* _TO DO_: Compile every line that includes the word "decyzji".
..........
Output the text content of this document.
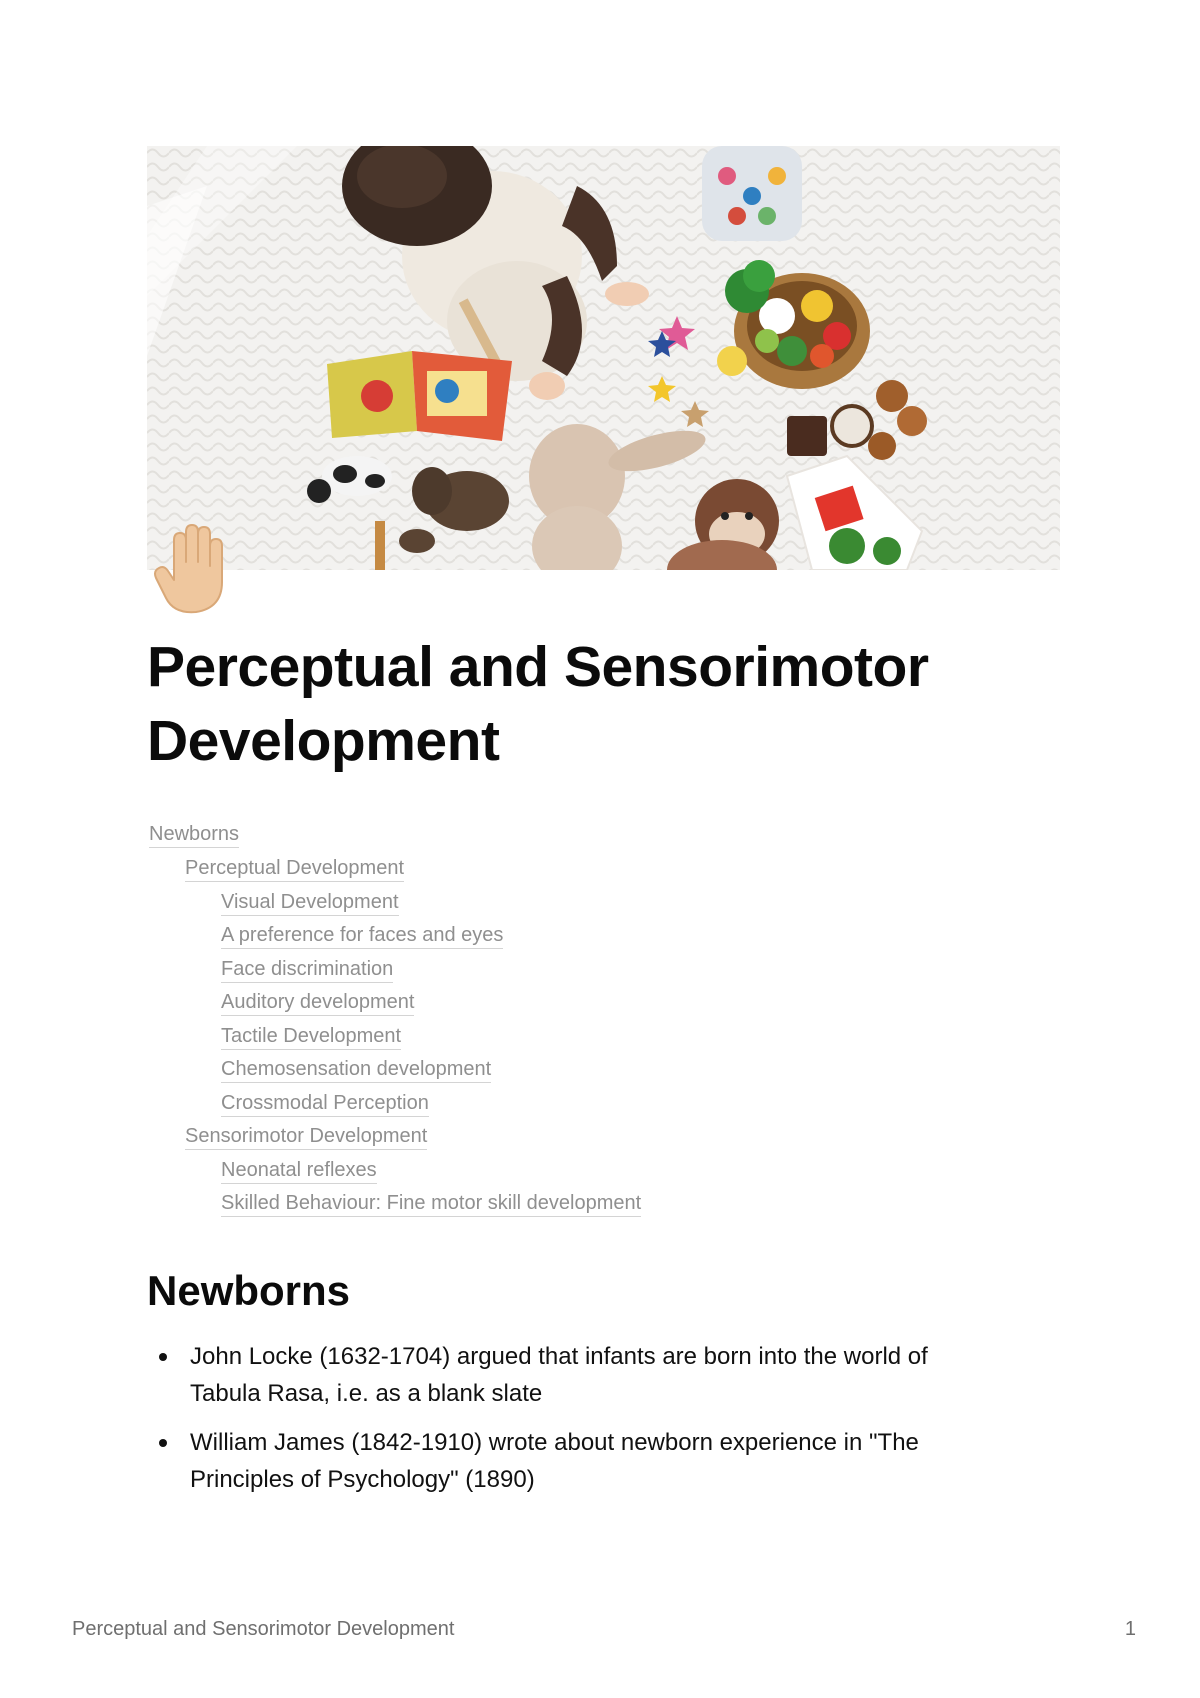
Perceptual and Sensorimotor Development
Newborns
Perceptual Development
Visual Development
A preference for faces and eyes
Face discrimination
Auditory development
Tactile Development
Chemosensation development
Crossmodal Perception
Sensorimotor Development
Neonatal reflexes
Skilled Behaviour: Fine motor skill development
Newborns
John Locke (1632-1704) argued that infants are born into the world of Tabula Rasa, i.e. as a blank slate
William James (1842-1910) wrote about newborn experience in "The Principles of Psychology" (1890)
Perceptual and Sensorimotor Development	1
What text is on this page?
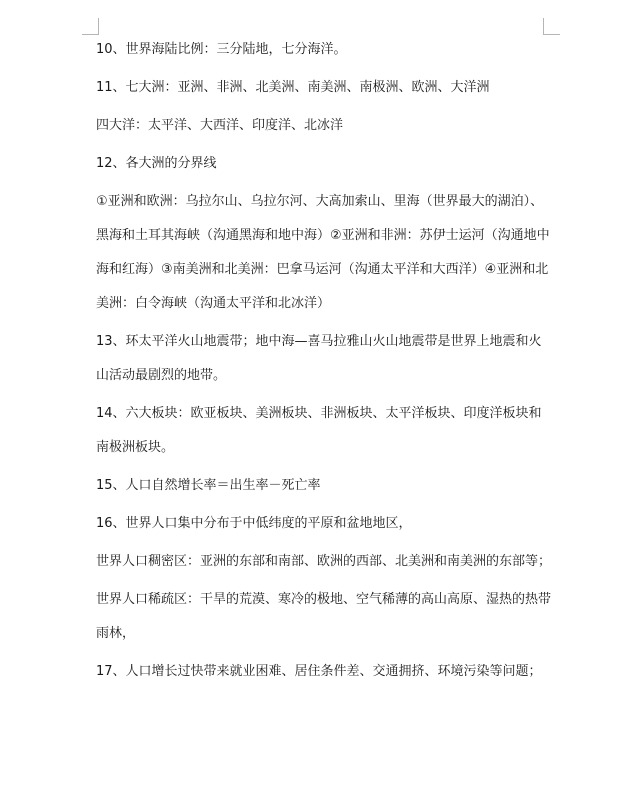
10、世界海陆比例：三分陆地，七分海洋。

11、七大洲：亚洲、非洲、北美洲、南美洲、南极洲、欧洲、大洋洲

四大洋：太平洋、大西洋、印度洋、北冰洋

12、各大洲的分界线

①亚洲和欧洲：乌拉尔山、乌拉尔河、大高加索山、里海（世界最大的湖泊）、
黑海和土耳其海峡（沟通黑海和地中海）②亚洲和非洲：苏伊士运河（沟通地中
海和红海）③南美洲和北美洲：巴拿马运河（沟通太平洋和大西洋）④亚洲和北
美洲：白令海峡（沟通太平洋和北冰洋）

13、环太平洋火山地震带；地中海—喜马拉雅山火山地震带是世界上地震和火
山活动最剧烈的地带。

14、六大板块：欧亚板块、美洲板块、非洲板块、太平洋板块、印度洋板块和
南极洲板块。

15、人口自然增长率＝出生率－死亡率

16、世界人口集中分布于中低纬度的平原和盆地地区，

世界人口稠密区：亚洲的东部和南部、欧洲的西部、北美洲和南美洲的东部等；

世界人口稀疏区：干旱的荒漠、寒冷的极地、空气稀薄的高山高原、湿热的热带
雨林，

17、人口增长过快带来就业困难、居住条件差、交通拥挤、环境污染等问题；
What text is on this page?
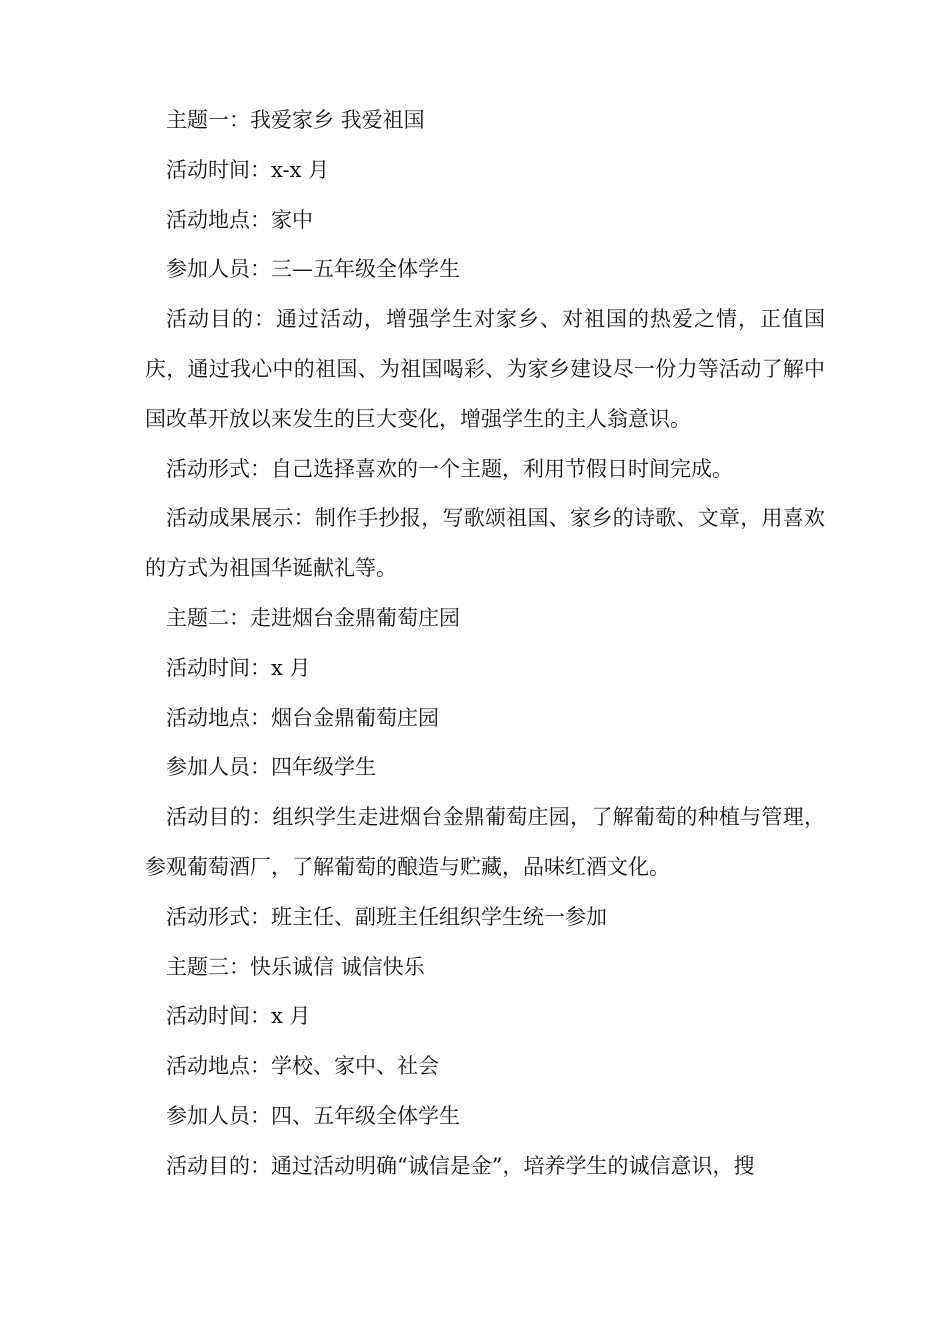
主题一：我爱家乡 我爱祖国

活动时间：x-x 月

活动地点：家中

参加人员：三—五年级全体学生

活动目的：通过活动，增强学生对家乡、对祖国的热爱之情，正值国庆，通过我心中的祖国、为祖国喝彩、为家乡建设尽一份力等活动了解中国改革开放以来发生的巨大变化，增强学生的主人翁意识。

活动形式：自己选择喜欢的一个主题，利用节假日时间完成。

活动成果展示：制作手抄报，写歌颂祖国、家乡的诗歌、文章，用喜欢的方式为祖国华诞献礼等。

主题二：走进烟台金鼎葡萄庄园

活动时间：x 月

活动地点：烟台金鼎葡萄庄园

参加人员：四年级学生

活动目的：组织学生走进烟台金鼎葡萄庄园，了解葡萄的种植与管理，参观葡萄酒厂，了解葡萄的酿造与贮藏，品味红酒文化。

活动形式：班主任、副班主任组织学生统一参加

主题三：快乐诚信 诚信快乐

活动时间：x 月

活动地点：学校、家中、社会

参加人员：四、五年级全体学生

活动目的：通过活动明确“诚信是金”，培养学生的诚信意识，搜
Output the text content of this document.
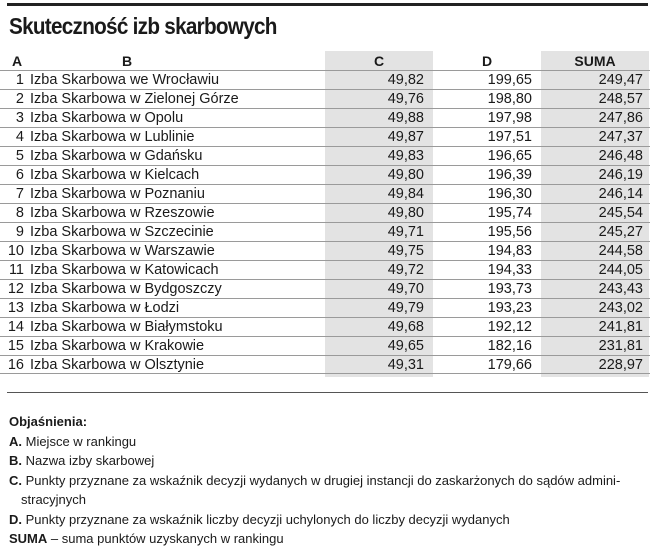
Skuteczność izb skarbowych
A	B	C	D	SUMA
1 Izba Skarbowa we Wrocławiu	49,82	199,65	249,47
2 Izba Skarbowa w Zielonej Górze	49,76	198,80	248,57
3 Izba Skarbowa w Opolu	49,88	197,98	247,86
4 Izba Skarbowa w Lublinie	49,87	197,51	247,37
5 Izba Skarbowa w Gdańsku	49,83	196,65	246,48
6 Izba Skarbowa w Kielcach	49,80	196,39	246,19
7 Izba Skarbowa w Poznaniu	49,84	196,30	246,14
8 Izba Skarbowa w Rzeszowie	49,80	195,74	245,54
9 Izba Skarbowa w Szczecinie	49,71	195,56	245,27
10 Izba Skarbowa w Warszawie	49,75	194,83	244,58
11 Izba Skarbowa w Katowicach	49,72	194,33	244,05
12 Izba Skarbowa w Bydgoszczy	49,70	193,73	243,43
13 Izba Skarbowa w Łodzi	49,79	193,23	243,02
14 Izba Skarbowa w Białymstoku	49,68	192,12	241,81
15 Izba Skarbowa w Krakowie	49,65	182,16	231,81
16 Izba Skarbowa w Olsztynie	49,31	179,66	228,97
Objaśnienia:
A. Miejsce w rankingu
B. Nazwa izby skarbowej
C. Punkty przyznane za wskaźnik decyzji wydanych w drugiej instancji do zaskarżonych do sądów admini-
stracyjnych
D. Punkty przyznane za wskaźnik liczby decyzji uchylonych do liczby decyzji wydanych
SUMA – suma punktów uzyskanych w rankingu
..........
* _RESULT FOR THIS TASK_:
C. Punkty przyznane za wskaźnik decyzji wydanych w drugiej instancji do zaskarżonych do sądów admini-
D. Punkty przyznane za wskaźnik liczby decyzji uchylonych do liczby decyzji wydanych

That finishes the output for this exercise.